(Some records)
-- start --

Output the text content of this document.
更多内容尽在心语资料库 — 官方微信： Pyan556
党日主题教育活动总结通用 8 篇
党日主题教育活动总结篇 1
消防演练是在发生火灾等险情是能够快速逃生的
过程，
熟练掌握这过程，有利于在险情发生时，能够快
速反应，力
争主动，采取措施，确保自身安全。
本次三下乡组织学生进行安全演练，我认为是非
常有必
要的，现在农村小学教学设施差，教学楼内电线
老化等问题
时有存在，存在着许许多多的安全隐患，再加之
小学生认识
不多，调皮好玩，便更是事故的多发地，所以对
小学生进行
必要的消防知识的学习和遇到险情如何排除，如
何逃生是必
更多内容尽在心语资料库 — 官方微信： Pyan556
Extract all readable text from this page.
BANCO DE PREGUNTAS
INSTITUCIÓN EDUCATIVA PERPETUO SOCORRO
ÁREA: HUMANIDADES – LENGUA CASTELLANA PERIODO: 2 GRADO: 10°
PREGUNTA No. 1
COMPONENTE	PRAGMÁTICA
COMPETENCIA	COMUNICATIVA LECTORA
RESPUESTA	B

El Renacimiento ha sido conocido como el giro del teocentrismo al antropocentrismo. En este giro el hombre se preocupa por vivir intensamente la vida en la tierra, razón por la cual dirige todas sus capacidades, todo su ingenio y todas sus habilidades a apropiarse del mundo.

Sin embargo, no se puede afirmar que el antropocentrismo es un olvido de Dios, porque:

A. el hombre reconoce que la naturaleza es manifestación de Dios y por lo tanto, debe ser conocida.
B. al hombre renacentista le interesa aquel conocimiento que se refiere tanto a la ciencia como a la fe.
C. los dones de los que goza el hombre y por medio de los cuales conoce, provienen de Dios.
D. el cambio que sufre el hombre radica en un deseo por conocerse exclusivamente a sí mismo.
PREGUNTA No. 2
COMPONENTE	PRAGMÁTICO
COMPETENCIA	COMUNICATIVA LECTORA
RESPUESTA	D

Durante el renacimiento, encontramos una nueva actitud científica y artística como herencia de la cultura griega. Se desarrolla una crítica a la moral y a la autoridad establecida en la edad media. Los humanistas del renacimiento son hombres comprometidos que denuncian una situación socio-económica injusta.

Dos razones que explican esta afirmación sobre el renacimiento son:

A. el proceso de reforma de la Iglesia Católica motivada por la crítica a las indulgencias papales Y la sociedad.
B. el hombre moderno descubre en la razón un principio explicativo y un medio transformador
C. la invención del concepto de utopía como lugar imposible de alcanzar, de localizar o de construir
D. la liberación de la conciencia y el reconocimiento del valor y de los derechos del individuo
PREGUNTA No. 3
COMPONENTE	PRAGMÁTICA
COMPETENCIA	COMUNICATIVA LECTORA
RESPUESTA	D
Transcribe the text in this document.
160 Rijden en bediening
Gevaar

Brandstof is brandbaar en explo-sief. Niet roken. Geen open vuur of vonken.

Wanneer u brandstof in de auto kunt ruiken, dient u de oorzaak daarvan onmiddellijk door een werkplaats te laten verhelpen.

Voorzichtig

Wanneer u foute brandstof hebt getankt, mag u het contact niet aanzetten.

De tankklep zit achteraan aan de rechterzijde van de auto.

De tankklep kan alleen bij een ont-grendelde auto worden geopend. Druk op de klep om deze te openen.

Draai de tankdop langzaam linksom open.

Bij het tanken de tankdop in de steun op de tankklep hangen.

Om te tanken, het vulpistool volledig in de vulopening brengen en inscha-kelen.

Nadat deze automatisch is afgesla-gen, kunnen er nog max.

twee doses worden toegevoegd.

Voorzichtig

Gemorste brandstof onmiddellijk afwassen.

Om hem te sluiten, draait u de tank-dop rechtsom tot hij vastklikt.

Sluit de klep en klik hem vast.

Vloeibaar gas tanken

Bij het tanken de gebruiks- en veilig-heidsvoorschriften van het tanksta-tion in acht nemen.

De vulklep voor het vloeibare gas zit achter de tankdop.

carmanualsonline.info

-- end --

[Exercise objective] Starting from the line containing "Transcribe the text in this document." and ending with the final line of the data, reproduce each line exactly as it appears, including no other lines.

[The solution]
Transcribe the text in this document.
160 Rijden en bediening
Gevaar

Brandstof is brandbaar en explo-sief. Niet roken. Geen open vuur of vonken.

Wanneer u brandstof in de auto kunt ruiken, dient u de oorzaak daarvan onmiddellijk door een werkplaats te laten verhelpen.

Voorzichtig

Wanneer u foute brandstof hebt getankt, mag u het contact niet aanzetten.

De tankklep zit achteraan aan de rechterzijde van de auto.

De tankklep kan alleen bij een ont-grendelde auto worden geopend. Druk op de klep om deze te openen.

Draai de tankdop langzaam linksom open.

Bij het tanken de tankdop in de steun op de tankklep hangen.

Om te tanken, het vulpistool volledig in de vulopening brengen en inscha-kelen.

Nadat deze automatisch is afgesla-gen, kunnen er nog max.

twee doses worden toegevoegd.

Voorzichtig

Gemorste brandstof onmiddellijk afwassen.

Om hem te sluiten, draait u de tank-dop rechtsom tot hij vastklikt.

Sluit de klep en klik hem vast.

Vloeibaar gas tanken

Bij het tanken de gebruiks- en veilig-heidsvoorschriften van het tanksta-tion in acht nemen.

De vulklep voor het vloeibare gas zit achter de tankdop.

carmanualsonline.info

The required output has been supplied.